EXTRACT PROVIDED:

Last Visited: August, 2003

Minot's Ledge Light, officially Minots Ledge Light, is a lighthouse on Minots Ledge, one mile offshore of the towns of Cohasset and Scituate, Massachusetts, to the southeast of Boston Harbor. It is a part of the Town of Scituate, in Plymouth County. The current lighthouse is the second on the site, the first having been washed away in a storm after only a few months of use.

In 1843, lighthouse inspector I. W. P. Lewis compiled a report on Minots Ledge, showing that over 40 vessels had been lost due to the ledge from 1832 to 1841, with serious loss of life and damage to property. The most dramatic incident was the sinking of a ship with ninety-nine Irish immigrants, who all drowned within sight of their new home land. It was initially proposed to build a lighthouse similar to John Smeaton's pioneering Eddystone Lighthouse, situated off the south-west coast of England. However Captain William H. Swift, put in charge of planning the tower, believed it impossible to build such a tower on the mostly submerged ledge. Instead he successfully argued for an iron pile light, a spidery structure drilled into the rock.

The first Minots Ledge Lighthouse was built between 1847 and 1850, and was lighted for the first time on January 1, 1850. One night in April 1851, the new lighthouse was struck by a major storm which caused damage throughout the Boston area. The following day only a few bent pilings were found on the rock. The two assistant keepers who were tending the lighthouse at the time both perished.

WRITTEN REQUEST 1: Copy out the entries exactly, from the line with "bar-unfunded-request bbox=[723, 1119, 755, 1151]" through the line with "data-label-unfunded-request: $830 M", including both of those lines.
The text about the lighthouse and the entries that follow it have nothing to do with each other.

SOURCE MATERIAL:
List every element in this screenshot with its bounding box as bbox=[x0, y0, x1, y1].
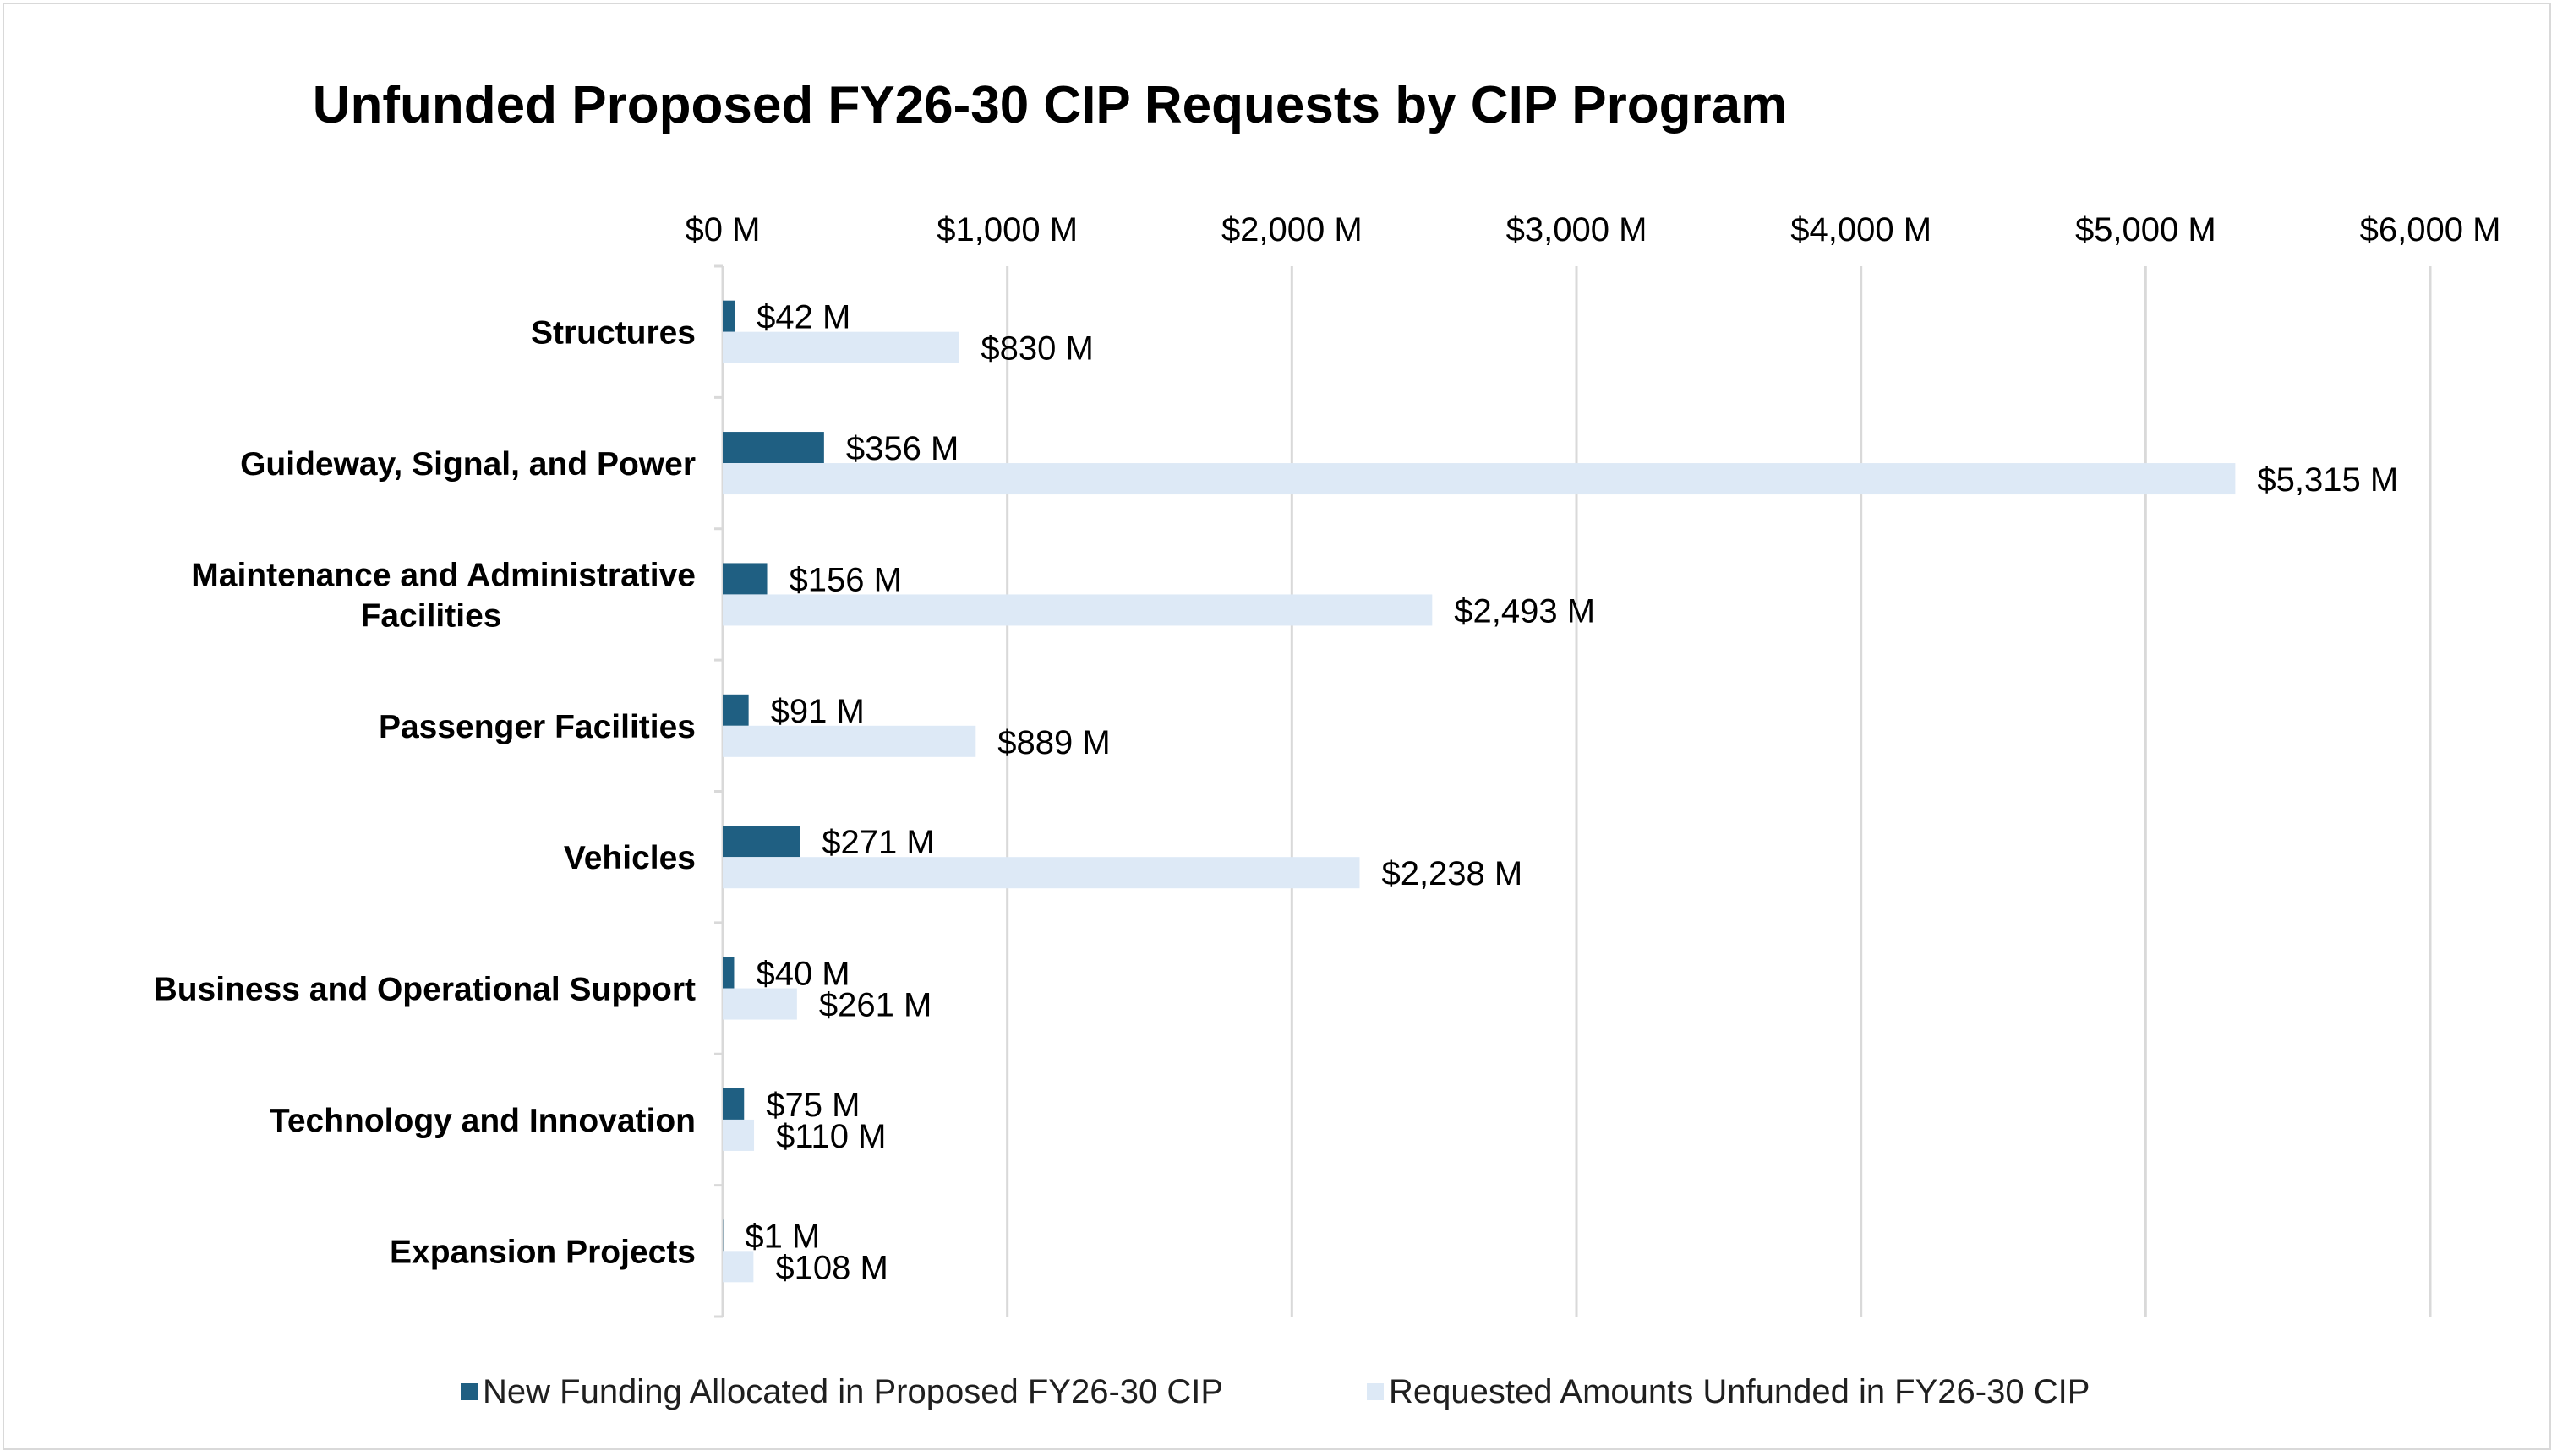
bar-unfunded-request bbox=[723, 1119, 755, 1151]
legend-swatch-unfunded-request bbox=[1367, 1383, 1384, 1400]
data-label-new-funding: $42 M bbox=[757, 299, 850, 336]
x-tick-label: $2,000 M bbox=[1221, 211, 1363, 248]
x-tick-label: $6,000 M bbox=[2360, 211, 2501, 248]
data-label-new-funding: $1 M bbox=[745, 1218, 820, 1255]
bars bbox=[723, 300, 2236, 1283]
gridlines bbox=[1006, 266, 2432, 1317]
y-axis bbox=[714, 264, 724, 1318]
bar-unfunded-request bbox=[723, 1251, 754, 1283]
category-label: Structures bbox=[531, 315, 696, 352]
legend-label-unfunded-request: Requested Amounts Unfunded in FY26-30 CI… bbox=[1389, 1373, 2090, 1410]
x-axis-ticks: $0 M $1,000 M $2,000 M $3,000 M $4,000 M $5,0… bbox=[686, 211, 2501, 248]
x-tick-label: $1,000 M bbox=[937, 211, 1078, 248]
bar-unfunded-request bbox=[723, 988, 797, 1020]
bar-new-funding bbox=[723, 300, 735, 332]
category-label: Passenger Facilities bbox=[379, 709, 696, 745]
data-label-unfunded-request: $2,493 M bbox=[1454, 592, 1595, 630]
chart-frame: Unfunded Proposed FY26-30 CIP Requests b… bbox=[3, 3, 2551, 1450]
bar-unfunded-request bbox=[723, 725, 976, 757]
bar-new-funding bbox=[723, 432, 824, 464]
data-label-unfunded-request: $261 M bbox=[819, 987, 932, 1024]
bar-unfunded-request bbox=[723, 857, 1360, 889]
bar-unfunded-request bbox=[723, 331, 959, 363]
bar-new-funding bbox=[723, 1088, 745, 1120]
data-label-unfunded-request: $830 M bbox=[981, 330, 1093, 368]
category-label: Facilities bbox=[361, 597, 502, 634]
data-label-unfunded-request: $889 M bbox=[997, 724, 1110, 761]
category-label: Guideway, Signal, and Power bbox=[240, 446, 696, 483]
legend-label-new-funding: New Funding Allocated in Proposed FY26-3… bbox=[483, 1373, 1223, 1410]
data-label-unfunded-request: $2,238 M bbox=[1381, 855, 1522, 892]
category-label: Expansion Projects bbox=[390, 1234, 696, 1270]
data-label-new-funding: $271 M bbox=[822, 824, 934, 861]
data-label-unfunded-request: $108 M bbox=[775, 1249, 888, 1286]
data-label-new-funding: $356 M bbox=[846, 430, 959, 467]
data-labels: $42 M$356 M$156 M$91 M$271 M$40 M$75 M$1… bbox=[745, 299, 2398, 1287]
data-label-new-funding: $40 M bbox=[756, 956, 850, 993]
data-label-unfunded-request: $110 M bbox=[776, 1118, 886, 1155]
legend: New Funding Allocated in Proposed FY26-3… bbox=[461, 1373, 2090, 1410]
category-label: Vehicles bbox=[564, 840, 696, 876]
data-label-new-funding: $75 M bbox=[766, 1087, 860, 1124]
bar-chart: Unfunded Proposed FY26-30 CIP Requests b… bbox=[154, 76, 2501, 1410]
x-tick-label: $4,000 M bbox=[1790, 211, 1931, 248]
x-tick-label: $5,000 M bbox=[2075, 211, 2216, 248]
x-tick-label: $3,000 M bbox=[1506, 211, 1647, 248]
data-label-unfunded-request: $5,315 M bbox=[2257, 461, 2398, 499]
bar-new-funding bbox=[723, 694, 749, 726]
bar-new-funding bbox=[723, 563, 768, 595]
category-label: Technology and Innovation bbox=[270, 1103, 696, 1139]
data-label-new-funding: $156 M bbox=[790, 561, 902, 598]
category-labels: Structures Guideway, Signal, and Power Mai… bbox=[154, 315, 696, 1271]
chart-title: Unfunded Proposed FY26-30 CIP Requests b… bbox=[313, 76, 1787, 134]
category-label: Business and Operational Support bbox=[154, 972, 696, 1008]
legend-swatch-new-funding bbox=[461, 1383, 478, 1400]
bar-new-funding bbox=[723, 957, 735, 989]
category-label: Maintenance and Administrative bbox=[191, 557, 696, 593]
bar-unfunded-request bbox=[723, 463, 2236, 495]
bar-unfunded-request bbox=[723, 594, 1433, 626]
x-tick-label: $0 M bbox=[686, 211, 761, 248]
data-label-new-funding: $91 M bbox=[771, 693, 865, 730]
bar-new-funding bbox=[723, 826, 800, 858]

WRITTEN REQUEST 2: List every person the Minot's Ledge Light text mentions by name.

CORRECT RESULT 1:
bar-unfunded-request bbox=[723, 1119, 755, 1151]
legend-swatch-unfunded-request bbox=[1367, 1383, 1384, 1400]
data-label-new-funding: $42 M bbox=[757, 299, 850, 336]
x-tick-label: $2,000 M bbox=[1221, 211, 1363, 248]
x-tick-label: $6,000 M bbox=[2360, 211, 2501, 248]
data-label-new-funding: $1 M bbox=[745, 1218, 820, 1255]
bars bbox=[723, 300, 2236, 1283]
gridlines bbox=[1006, 266, 2432, 1317]
y-axis bbox=[714, 264, 724, 1318]
bar-unfunded-request bbox=[723, 1251, 754, 1283]
category-label: Structures bbox=[531, 315, 696, 352]
legend-label-unfunded-request: Requested Amounts Unfunded in FY26-30 CI… bbox=[1389, 1373, 2090, 1410]
x-axis-ticks: $0 M $1,000 M $2,000 M $3,000 M $4,000 M $5,0… bbox=[686, 211, 2501, 248]
x-tick-label: $1,000 M bbox=[937, 211, 1078, 248]
bar-unfunded-request bbox=[723, 988, 797, 1020]
bar-new-funding bbox=[723, 300, 735, 332]
category-label: Passenger Facilities bbox=[379, 709, 696, 745]
data-label-unfunded-request: $2,493 M bbox=[1454, 592, 1595, 630]
chart-frame: Unfunded Proposed FY26-30 CIP Requests b… bbox=[3, 3, 2551, 1450]
bar-unfunded-request bbox=[723, 725, 976, 757]
bar-new-funding bbox=[723, 432, 824, 464]
data-label-unfunded-request: $261 M bbox=[819, 987, 932, 1024]
bar-unfunded-request bbox=[723, 857, 1360, 889]
bar-unfunded-request bbox=[723, 331, 959, 363]
bar-new-funding bbox=[723, 1088, 745, 1120]
data-label-unfunded-request: $830 M bbox=[981, 330, 1093, 368]

CORRECT RESULT 2: I. W. P. Lewis, John Smeaton, Captain William H. Swift